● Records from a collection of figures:
==*==

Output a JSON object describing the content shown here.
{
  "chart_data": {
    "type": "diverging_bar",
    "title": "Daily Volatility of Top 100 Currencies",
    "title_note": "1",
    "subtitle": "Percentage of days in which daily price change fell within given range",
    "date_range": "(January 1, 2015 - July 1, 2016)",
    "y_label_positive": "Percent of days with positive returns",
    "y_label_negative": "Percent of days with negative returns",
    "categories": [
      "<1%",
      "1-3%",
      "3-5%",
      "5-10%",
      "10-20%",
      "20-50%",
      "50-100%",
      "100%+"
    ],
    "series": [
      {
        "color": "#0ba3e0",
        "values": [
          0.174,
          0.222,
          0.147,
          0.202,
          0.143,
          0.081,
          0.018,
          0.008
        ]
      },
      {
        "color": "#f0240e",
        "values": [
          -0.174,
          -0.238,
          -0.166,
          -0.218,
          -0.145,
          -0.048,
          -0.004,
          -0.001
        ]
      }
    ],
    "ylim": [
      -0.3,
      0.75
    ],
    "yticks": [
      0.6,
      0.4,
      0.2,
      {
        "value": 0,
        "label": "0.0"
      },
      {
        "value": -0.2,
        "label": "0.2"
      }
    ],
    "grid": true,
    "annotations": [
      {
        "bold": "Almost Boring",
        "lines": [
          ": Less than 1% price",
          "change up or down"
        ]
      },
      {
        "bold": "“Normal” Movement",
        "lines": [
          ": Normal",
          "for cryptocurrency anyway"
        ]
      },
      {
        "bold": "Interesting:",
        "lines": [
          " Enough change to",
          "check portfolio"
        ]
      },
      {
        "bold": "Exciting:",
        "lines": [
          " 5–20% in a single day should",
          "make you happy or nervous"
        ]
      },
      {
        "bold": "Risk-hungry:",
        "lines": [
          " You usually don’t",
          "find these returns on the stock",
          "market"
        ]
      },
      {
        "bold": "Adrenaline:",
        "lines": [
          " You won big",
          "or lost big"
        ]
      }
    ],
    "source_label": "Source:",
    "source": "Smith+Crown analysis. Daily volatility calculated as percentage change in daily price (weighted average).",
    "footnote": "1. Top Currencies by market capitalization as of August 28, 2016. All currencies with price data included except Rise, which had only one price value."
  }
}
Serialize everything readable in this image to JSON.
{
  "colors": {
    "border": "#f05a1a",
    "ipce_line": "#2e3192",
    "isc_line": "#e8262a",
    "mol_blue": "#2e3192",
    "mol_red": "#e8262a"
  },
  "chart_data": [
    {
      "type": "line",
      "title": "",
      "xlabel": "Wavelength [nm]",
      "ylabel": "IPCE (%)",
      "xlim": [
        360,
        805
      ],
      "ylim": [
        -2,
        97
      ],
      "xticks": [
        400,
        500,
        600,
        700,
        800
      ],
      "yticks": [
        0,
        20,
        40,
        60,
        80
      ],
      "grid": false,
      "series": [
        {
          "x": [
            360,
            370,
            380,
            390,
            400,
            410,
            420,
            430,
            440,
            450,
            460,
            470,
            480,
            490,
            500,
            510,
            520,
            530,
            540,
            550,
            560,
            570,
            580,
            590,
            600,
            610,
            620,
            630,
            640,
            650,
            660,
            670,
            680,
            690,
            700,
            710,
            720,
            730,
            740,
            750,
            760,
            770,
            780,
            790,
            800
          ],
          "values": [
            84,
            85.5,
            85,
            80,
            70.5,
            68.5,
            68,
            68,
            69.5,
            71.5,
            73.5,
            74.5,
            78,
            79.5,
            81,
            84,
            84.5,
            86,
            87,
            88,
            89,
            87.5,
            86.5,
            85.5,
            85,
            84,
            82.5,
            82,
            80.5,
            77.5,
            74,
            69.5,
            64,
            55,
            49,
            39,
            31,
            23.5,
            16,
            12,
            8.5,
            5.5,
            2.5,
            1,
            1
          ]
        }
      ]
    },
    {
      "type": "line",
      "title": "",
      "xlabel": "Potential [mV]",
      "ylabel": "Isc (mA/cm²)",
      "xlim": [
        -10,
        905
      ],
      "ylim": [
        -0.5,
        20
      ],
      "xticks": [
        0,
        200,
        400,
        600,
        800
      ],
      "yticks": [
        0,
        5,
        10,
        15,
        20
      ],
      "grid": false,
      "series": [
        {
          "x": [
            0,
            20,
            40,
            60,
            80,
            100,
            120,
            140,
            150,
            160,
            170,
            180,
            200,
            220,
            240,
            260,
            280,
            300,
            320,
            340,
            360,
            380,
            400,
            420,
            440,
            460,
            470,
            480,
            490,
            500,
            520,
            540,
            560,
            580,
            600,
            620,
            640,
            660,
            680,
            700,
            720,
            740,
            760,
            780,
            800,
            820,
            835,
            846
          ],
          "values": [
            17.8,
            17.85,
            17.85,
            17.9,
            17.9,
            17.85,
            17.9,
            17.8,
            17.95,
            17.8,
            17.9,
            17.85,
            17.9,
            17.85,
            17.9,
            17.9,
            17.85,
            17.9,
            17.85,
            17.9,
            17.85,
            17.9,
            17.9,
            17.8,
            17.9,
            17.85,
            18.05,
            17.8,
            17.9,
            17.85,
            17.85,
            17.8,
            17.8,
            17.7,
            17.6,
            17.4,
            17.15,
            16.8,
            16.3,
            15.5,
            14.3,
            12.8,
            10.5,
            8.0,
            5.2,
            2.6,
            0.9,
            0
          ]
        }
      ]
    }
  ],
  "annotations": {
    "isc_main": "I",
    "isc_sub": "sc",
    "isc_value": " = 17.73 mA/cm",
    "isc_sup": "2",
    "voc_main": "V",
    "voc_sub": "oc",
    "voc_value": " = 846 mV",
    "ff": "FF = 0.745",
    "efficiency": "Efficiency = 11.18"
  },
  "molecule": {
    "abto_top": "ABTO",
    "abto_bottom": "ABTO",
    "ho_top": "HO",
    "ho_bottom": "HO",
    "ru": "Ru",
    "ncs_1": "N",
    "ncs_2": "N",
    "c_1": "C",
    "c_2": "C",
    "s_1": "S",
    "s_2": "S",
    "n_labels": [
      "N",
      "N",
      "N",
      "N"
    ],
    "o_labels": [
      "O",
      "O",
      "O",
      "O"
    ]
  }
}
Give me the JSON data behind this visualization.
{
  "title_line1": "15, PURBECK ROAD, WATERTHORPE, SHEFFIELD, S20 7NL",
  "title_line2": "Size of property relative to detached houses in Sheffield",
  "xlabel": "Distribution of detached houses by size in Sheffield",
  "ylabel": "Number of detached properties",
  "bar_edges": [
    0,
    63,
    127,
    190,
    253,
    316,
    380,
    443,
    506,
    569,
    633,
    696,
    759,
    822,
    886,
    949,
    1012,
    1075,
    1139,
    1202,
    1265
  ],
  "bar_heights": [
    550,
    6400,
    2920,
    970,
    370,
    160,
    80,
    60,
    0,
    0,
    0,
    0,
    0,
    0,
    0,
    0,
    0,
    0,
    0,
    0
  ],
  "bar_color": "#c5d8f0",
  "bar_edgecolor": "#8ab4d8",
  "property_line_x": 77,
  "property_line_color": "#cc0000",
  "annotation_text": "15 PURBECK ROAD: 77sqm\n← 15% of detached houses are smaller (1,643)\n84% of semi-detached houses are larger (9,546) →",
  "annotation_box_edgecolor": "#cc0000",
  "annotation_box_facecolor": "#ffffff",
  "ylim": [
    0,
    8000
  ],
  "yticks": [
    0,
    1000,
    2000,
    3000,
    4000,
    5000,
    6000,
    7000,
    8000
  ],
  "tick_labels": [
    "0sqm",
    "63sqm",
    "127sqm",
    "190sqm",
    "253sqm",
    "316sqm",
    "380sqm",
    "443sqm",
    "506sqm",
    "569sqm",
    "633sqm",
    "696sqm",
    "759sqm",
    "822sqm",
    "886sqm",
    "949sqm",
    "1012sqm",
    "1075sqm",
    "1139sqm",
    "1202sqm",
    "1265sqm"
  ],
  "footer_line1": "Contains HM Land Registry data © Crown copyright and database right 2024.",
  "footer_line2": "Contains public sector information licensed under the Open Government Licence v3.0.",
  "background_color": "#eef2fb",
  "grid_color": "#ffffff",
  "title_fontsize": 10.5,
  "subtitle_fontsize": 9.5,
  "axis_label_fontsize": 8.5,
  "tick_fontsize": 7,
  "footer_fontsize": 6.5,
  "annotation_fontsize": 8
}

==*==

● INSTRUCTIONS TO FOLLOW:
Look over the records above and copy each line that includes the string "this".

● TASK OUTPUT:
Serialize everything readable in this image to JSON.
Give me the JSON data behind this visualization.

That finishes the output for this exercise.